Figure collection entries
════════════════════
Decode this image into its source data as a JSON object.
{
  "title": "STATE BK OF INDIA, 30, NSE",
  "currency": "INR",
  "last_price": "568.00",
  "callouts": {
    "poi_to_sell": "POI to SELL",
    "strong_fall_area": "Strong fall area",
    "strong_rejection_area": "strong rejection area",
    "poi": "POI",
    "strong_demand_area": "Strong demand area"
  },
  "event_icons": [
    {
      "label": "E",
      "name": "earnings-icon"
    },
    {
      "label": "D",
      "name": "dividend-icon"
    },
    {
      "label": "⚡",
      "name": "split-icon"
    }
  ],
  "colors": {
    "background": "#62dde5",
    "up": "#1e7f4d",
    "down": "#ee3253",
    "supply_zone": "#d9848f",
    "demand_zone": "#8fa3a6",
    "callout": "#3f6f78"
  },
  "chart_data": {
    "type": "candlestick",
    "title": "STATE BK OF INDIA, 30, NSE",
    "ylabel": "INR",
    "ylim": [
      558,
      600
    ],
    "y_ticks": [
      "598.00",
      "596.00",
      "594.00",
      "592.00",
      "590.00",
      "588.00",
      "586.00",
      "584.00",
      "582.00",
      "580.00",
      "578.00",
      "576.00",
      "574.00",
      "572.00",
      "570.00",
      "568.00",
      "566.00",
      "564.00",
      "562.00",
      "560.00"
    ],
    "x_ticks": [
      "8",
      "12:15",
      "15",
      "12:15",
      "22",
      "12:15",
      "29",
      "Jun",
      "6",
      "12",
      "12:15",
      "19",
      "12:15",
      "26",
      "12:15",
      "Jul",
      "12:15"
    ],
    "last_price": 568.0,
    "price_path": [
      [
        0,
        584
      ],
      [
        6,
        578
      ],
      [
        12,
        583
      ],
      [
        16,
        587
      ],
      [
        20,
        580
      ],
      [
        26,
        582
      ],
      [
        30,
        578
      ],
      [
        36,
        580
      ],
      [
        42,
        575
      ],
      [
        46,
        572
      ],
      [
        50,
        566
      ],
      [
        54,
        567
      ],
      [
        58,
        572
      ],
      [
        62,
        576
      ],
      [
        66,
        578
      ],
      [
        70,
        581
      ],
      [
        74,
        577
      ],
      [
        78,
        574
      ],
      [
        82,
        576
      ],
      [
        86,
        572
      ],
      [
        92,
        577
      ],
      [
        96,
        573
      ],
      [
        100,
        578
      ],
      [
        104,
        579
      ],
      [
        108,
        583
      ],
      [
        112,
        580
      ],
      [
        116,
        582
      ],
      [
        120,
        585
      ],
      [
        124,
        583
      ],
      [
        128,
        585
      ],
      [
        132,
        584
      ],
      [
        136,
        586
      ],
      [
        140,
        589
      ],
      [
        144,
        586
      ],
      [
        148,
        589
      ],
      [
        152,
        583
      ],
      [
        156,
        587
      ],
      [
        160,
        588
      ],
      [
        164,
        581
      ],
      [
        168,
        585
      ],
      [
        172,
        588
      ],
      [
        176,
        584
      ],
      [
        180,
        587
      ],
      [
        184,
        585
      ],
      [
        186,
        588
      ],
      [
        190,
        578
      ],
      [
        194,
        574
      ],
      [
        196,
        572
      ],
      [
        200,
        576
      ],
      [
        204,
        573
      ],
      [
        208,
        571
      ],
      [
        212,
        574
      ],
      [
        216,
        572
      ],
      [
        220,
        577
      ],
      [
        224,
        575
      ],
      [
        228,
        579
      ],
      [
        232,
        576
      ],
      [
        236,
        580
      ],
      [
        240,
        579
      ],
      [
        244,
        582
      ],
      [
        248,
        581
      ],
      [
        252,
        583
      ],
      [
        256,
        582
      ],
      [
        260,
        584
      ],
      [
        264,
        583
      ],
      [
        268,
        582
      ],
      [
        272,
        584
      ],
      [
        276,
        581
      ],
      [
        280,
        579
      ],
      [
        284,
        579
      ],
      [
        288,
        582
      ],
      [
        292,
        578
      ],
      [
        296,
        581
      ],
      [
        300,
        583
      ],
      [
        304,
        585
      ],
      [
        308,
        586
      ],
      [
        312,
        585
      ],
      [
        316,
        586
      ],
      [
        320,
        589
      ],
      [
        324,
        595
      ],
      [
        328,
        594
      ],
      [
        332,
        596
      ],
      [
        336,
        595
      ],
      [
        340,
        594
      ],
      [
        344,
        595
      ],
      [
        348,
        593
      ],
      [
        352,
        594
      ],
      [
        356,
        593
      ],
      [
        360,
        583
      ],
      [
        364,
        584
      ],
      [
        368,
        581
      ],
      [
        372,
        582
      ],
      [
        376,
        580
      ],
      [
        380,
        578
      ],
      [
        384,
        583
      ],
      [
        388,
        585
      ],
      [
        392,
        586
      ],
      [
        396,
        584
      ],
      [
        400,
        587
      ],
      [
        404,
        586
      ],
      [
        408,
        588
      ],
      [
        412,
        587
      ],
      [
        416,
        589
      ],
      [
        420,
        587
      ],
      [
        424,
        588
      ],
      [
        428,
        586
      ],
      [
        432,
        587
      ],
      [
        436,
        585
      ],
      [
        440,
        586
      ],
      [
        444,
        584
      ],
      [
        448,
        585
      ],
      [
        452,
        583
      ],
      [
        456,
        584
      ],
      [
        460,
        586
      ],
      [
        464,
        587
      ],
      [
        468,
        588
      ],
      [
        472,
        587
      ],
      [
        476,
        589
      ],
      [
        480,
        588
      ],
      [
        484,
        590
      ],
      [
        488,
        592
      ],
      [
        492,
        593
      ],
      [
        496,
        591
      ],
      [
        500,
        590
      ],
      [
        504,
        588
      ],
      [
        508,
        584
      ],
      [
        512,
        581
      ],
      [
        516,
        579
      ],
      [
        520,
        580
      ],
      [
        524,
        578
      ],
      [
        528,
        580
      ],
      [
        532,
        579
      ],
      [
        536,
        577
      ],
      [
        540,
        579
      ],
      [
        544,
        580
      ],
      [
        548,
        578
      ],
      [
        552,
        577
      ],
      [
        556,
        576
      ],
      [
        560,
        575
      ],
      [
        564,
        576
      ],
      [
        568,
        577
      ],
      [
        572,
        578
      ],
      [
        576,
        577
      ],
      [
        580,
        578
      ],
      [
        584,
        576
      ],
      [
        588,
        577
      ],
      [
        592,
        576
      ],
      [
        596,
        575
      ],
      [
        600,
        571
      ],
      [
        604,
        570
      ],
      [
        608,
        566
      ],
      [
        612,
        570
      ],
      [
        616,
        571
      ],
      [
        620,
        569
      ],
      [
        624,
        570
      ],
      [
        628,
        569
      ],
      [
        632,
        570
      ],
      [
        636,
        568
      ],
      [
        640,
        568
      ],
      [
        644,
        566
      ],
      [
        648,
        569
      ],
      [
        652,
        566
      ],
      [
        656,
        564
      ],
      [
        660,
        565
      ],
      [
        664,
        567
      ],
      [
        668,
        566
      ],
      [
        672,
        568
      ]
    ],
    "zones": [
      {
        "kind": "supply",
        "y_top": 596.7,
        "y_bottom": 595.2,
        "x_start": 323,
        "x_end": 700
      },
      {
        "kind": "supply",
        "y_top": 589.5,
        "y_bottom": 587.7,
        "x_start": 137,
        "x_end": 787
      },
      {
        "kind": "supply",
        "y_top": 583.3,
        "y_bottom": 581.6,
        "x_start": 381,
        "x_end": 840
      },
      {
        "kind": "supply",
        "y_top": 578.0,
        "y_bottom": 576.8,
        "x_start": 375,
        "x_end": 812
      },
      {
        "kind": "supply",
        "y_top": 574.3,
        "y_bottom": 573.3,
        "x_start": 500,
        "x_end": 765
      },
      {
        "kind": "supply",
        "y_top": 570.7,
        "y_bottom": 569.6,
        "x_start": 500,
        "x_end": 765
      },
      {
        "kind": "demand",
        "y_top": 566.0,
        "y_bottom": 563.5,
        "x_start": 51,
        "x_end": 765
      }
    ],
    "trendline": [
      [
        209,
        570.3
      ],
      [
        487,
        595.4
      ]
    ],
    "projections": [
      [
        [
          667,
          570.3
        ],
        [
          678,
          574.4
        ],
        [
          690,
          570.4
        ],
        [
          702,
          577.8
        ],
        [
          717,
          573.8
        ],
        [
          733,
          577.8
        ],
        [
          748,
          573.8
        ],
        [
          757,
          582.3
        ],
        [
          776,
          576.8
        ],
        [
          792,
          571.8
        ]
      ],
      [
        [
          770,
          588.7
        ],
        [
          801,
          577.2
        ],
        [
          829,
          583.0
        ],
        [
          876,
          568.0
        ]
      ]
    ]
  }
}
════════════════════
» AIM OF THE TASK: Tally the lines in the records above that contain the word "name", and give only that number.

» COMPLETE RESPONSE: 3